STATED GOAL:
Copy out all of the material, matching it word for word.

MATERIAL FOR THE TASK:
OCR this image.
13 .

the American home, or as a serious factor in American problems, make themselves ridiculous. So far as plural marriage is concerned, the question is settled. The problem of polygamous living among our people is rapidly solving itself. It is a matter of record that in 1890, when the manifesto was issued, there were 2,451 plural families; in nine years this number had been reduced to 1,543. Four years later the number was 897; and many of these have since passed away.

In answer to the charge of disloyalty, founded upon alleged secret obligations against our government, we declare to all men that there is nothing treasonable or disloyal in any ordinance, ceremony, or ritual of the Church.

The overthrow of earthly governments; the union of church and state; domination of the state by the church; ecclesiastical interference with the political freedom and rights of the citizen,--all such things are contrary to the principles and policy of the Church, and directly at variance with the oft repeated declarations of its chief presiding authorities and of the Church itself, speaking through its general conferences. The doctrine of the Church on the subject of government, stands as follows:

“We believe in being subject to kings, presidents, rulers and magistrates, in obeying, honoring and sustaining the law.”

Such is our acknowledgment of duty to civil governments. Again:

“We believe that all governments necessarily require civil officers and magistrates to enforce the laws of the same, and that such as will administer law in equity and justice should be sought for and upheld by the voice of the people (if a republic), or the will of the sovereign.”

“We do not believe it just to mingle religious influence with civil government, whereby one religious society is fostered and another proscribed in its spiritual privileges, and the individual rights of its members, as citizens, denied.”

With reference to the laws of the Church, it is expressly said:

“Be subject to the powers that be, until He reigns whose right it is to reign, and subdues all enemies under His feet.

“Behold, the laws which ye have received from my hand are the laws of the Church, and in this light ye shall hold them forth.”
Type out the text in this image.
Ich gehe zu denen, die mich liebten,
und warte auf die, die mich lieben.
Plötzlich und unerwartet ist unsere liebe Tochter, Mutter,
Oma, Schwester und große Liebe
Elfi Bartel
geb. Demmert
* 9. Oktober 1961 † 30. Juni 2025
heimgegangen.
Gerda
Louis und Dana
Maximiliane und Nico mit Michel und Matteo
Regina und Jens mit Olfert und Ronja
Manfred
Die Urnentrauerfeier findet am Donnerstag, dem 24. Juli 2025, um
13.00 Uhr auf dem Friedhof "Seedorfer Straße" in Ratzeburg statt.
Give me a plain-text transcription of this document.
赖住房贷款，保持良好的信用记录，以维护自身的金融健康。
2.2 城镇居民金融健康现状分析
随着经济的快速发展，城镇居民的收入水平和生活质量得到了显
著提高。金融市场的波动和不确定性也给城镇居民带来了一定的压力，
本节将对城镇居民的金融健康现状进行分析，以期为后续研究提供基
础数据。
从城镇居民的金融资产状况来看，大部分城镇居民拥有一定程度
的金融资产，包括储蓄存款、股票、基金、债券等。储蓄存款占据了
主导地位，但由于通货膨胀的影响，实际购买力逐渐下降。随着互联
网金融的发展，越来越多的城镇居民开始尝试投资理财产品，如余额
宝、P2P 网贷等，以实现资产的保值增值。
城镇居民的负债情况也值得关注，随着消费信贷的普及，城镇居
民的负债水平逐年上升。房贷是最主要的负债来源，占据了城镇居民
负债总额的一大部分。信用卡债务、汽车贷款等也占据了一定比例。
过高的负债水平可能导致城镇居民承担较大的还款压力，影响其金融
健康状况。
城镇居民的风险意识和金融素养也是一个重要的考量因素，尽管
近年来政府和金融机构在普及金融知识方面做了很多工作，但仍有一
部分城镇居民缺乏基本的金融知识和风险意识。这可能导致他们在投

RESPONSE FOR THIS EXERCISE:
OCR this image.
13 .

the American home, or as a serious factor in American problems, make themselves ridiculous. So far as plural marriage is concerned, the question is settled. The problem of polygamous living among our people is rapidly solving itself. It is a matter of record that in 1890, when the manifesto was issued, there were 2,451 plural families; in nine years this number had been reduced to 1,543. Four years later the number was 897; and many of these have since passed away.

In answer to the charge of disloyalty, founded upon alleged secret obligations against our government, we declare to all men that there is nothing treasonable or disloyal in any ordinance, ceremony, or ritual of the Church.

The overthrow of earthly governments; the union of church and state; domination of the state by the church; ecclesiastical interference with the political freedom and rights of the citizen,--all such things are contrary to the principles and policy of the Church, and directly at variance with the oft repeated declarations of its chief presiding authorities and of the Church itself, speaking through its general conferences. The doctrine of the Church on the subject of government, stands as follows:

“We believe in being subject to kings, presidents, rulers and magistrates, in obeying, honoring and sustaining the law.”

Such is our acknowledgment of duty to civil governments. Again:

“We believe that all governments necessarily require civil officers and magistrates to enforce the laws of the same, and that such as will administer law in equity and justice should be sought for and upheld by the voice of the people (if a republic), or the will of the sovereign.”

“We do not believe it just to mingle religious influence with civil government, whereby one religious society is fostered and another proscribed in its spiritual privileges, and the individual rights of its members, as citizens, denied.”

With reference to the laws of the Church, it is expressly said:

“Be subject to the powers that be, until He reigns whose right it is to reign, and subdues all enemies under His feet.

“Behold, the laws which ye have received from my hand are the laws of the Church, and in this light ye shall hold them forth.”
Type out the text in this image.
Ich gehe zu denen, die mich liebten,
und warte auf die, die mich lieben.
Plötzlich und unerwartet ist unsere liebe Tochter, Mutter,
Oma, Schwester und große Liebe
Elfi Bartel
geb. Demmert
* 9. Oktober 1961 † 30. Juni 2025
heimgegangen.
Gerda
Louis und Dana
Maximiliane und Nico mit Michel und Matteo
Regina und Jens mit Olfert und Ronja
Manfred
Die Urnentrauerfeier findet am Donnerstag, dem 24. Juli 2025, um
13.00 Uhr auf dem Friedhof "Seedorfer Straße" in Ratzeburg statt.
Give me a plain-text transcription of this document.
赖住房贷款，保持良好的信用记录，以维护自身的金融健康。
2.2 城镇居民金融健康现状分析
随着经济的快速发展，城镇居民的收入水平和生活质量得到了显
著提高。金融市场的波动和不确定性也给城镇居民带来了一定的压力，
本节将对城镇居民的金融健康现状进行分析，以期为后续研究提供基
础数据。
从城镇居民的金融资产状况来看，大部分城镇居民拥有一定程度
的金融资产，包括储蓄存款、股票、基金、债券等。储蓄存款占据了
主导地位，但由于通货膨胀的影响，实际购买力逐渐下降。随着互联
网金融的发展，越来越多的城镇居民开始尝试投资理财产品，如余额
宝、P2P 网贷等，以实现资产的保值增值。
城镇居民的负债情况也值得关注，随着消费信贷的普及，城镇居
民的负债水平逐年上升。房贷是最主要的负债来源，占据了城镇居民
负债总额的一大部分。信用卡债务、汽车贷款等也占据了一定比例。
过高的负债水平可能导致城镇居民承担较大的还款压力，影响其金融
健康状况。
城镇居民的风险意识和金融素养也是一个重要的考量因素，尽管
近年来政府和金融机构在普及金融知识方面做了很多工作，但仍有一
部分城镇居民缺乏基本的金融知识和风险意识。这可能导致他们在投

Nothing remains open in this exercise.